With the display’s limitations in mind, Coros tantalisingly offers the possibility of a custom watch face. (Heads up, Polar and Suunto: You must also do this.) The customisation possibilities are restrictive, but Coros had to start somewhere, and this is it.
What you have is a series of templates with fixed metrics or hands. You can change these colours in the background and even add your image as a background. That’s it.
There is a limit of 5 watch faces on the watch, so you have to create or edit your watch face on the smartphone and then choose which existing watch face to swap out.
Compare this to the Apple Watch, where you can edit watch faces on the watch or the smartphone and choose which data complications go on specific parts of the watch face template. In Apple’s case, those complications can even come from any third party. It’s a long way that Coros has to go to replicate that kind of functionality—it’s years away.
Deep Dive – Support For Advanced Stryd Running Metrics
However, I very strongly suspect that as Coros worked closely with Stryd before the launch, it neglected to tell Stryd that it was working on its power footpod in parallel. I also suspect that Stryd were not too happy when they found that out!! Handily for Stryd, it had the foresight to patent its footpod invention. Perhaps that’s why Coros had to stop selling a running pod that calculated power and instead switched to the less accurate method of calculating it based on wrist movements.
Anyway, the latest Stryd pod has improved further, producing more frequent data than before to the point where it shows in high resolution how forces are applied throughout each footstrike. Stryd introduced these latest-gen metrics to its ecosystem at the end of 2022 Impact Loading Rate and Lower Body Stress Score. These can ONLY be calculated from a Stryd pod and will likely never be able to be calculated from wrist motions. Here are some more details. And now, Coros supports collecting them via Pace 3!
Coros Pace 3 is accurate, lightweight, and has the right sports features. Whether it’s a marathon or 5K, this watch is relatively intuitive to use and easy to interact with when using its Apple-like rotating crown. But you’re here because this is a well-priced running and sports watch—it’s one of the best values of any on offer at the EUR249 price point.
Performance Comparison
Thirty-eight hours of battery life wipes the floor with the competition. It beats all other sports watches, from the slightly cheaper Forerunner 55 (20 hours) to the comparable Forerunner 265 (24 hours). Conservatively, the battery life is 4x that of the Apple Watch 10.
Features
The sports feature set appears to be the most comprehensive at this price. Pace 3 undoubtedly offers the most headline features for your dollar.

________

_Problems to work on:_
(1) Shorten the paragraph in the watch review that begins "Anyway, the latest Stryd pod", keeping its main facts.
(2) According to the watch review, how many hours of battery life does the Forerunner 265 have?
(3) Write the next part of the Coros Pace 3 watch review, picking up after its final sentence.

_Material:_
________

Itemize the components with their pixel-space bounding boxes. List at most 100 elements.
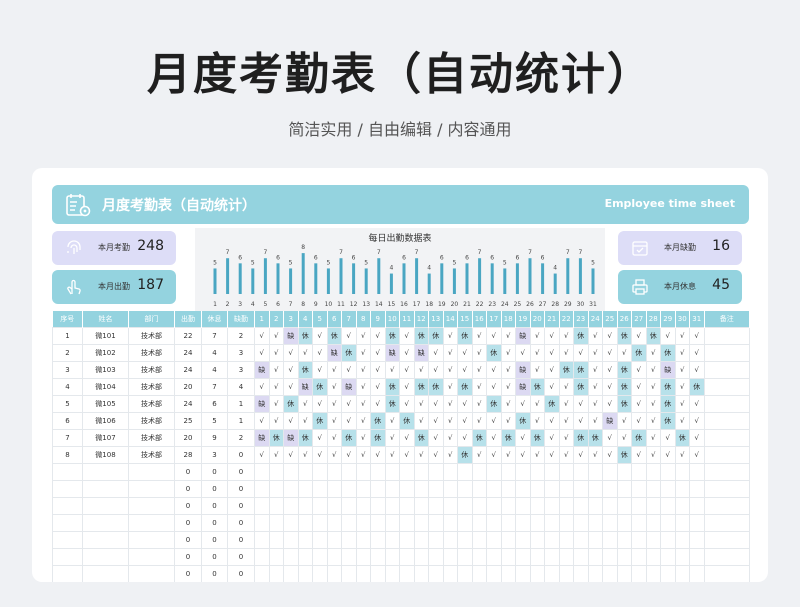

________

_Solved problems:_
(1) The newest Stryd pod records data more often than before, showing in high resolution how force is applied through each footstrike. At the end of 2022, Stryd added two new metrics, Impact Loading Rate and Lower Body Stress Score. These can only come from a Stryd pod and likely never from wrist motion. Coros now supports collecting them with the Pace 3.

(2) 24 hours.

(3)
There are over 20 sports modes, and Coros continues to include less important ones like skiing and snowboarding. Coros has key onboard sensors like heart rate, barometric altimeter, and wellness sensors like SpO2 (Pulse Oxygen) to support your sports. Pace 3’s onboard connectivity is good enough, and includes WiFi for firmware updates but lacks ANT+ sensor connectivity. The way forward for Coros is as a Bluetooth-only company, but that’s OK and still gives you features like navigation and music control on your smartphone.
You can show simple breadcrumb routes with turn-by-turn instructions, but for your more serious adventures, you might need a proper map to contextualise your route to your current surroundings, and Coros Pace 3 does not give you that.
Pace 3 offers a good range of ‘normal’ wellness features like sleep tracking. However, its physiology platform, which analyses your training load, training intensities, and readiness, is not yet there. Garmin’s physiology platform is more comprehensive and robust, although I doubt the accuracy of many of the claimed insights all the brands highlight.
Keener, data-driven runners should sit up and listen now. Coros does not give you the impressive depth of metrics Garmin offers and, perhaps more importantly, has no ‘app store’. What Garmin lacks in metrics or functionality can often be made up for by 3rd party apps and data fields. Coros is far from achieving this and lags well behind Suunto and, to an extent, Apple. Thus, even though comparison tables show that cheaper Garmin watches lack maps, maps can be added to Garmin by 3rd party CIQ apps like dwMap.
Notable Features:
Support for complex structured workouts and calendarised training plans – even for trail running
Breadcrumb route planning and navigation with turn-by-turn instructions
Track mode – a Coros first, since copied by Garmin and others
Sleep, sleep stage and readiness tracking
Over 20 sports profiles
Optical heart rate monitor and support for many 3rd party Bluetooth sports sensors
Smartphone notifications
Custom watch faces (a great start)
Barometric altimeter (for running power on the wrist)
Basic Fitness tracking (steps, stairs, calories)
Suitable for swimming with WR50 (50m)
Platform links to common apps like Strava, RwGPS and Komoot
Coros’s training hub and Evolab offer training insights and one-to-one coaching support.
Coros Pace 3 AMOLED – Where is the pretty screen?
Coros was either technically unable to introduce AMOLED onto Pace 3 or actively decided against it to keep the costs lower and maintain the ridiculously good battery lives. I suspect the latter. Plus, the Twitter poll below shows quite a degree of ambiguity about AMOLED.
Do you want the Coros Pace 3 to have an AMOLED screen?
I think the decision goes even deeper. Watches that promise owners that they will wear them 24×7 will be more inclined to go AMOLED. Watches that are pure sports watches that you predominantly wear during sports (like Pace 3) just don’t benefit from AMOLED. So, Coros made the right call here, although it will cost them some sales.
Coros Pace 3 – Ease of Use Review
Sports watches offer a choice between buttons, a rotating crown, and/or a touchscreen for interacting with their features. Athletes typically prefer the certainty of a button press during sports, but a touchscreen or crown can work much better with complex menus outside of sports.
Here’s how the different sports watch brands stack up against each other
Coros does not offer a multitude of menu options within each of its features. Thus, there isn’t as much to navigate as Garmin’s far more complete offering. The crown and new touchscreen are great at quickly navigating through menus. I miss buttons during the exercise and when stopping and saving an exercise with Coros.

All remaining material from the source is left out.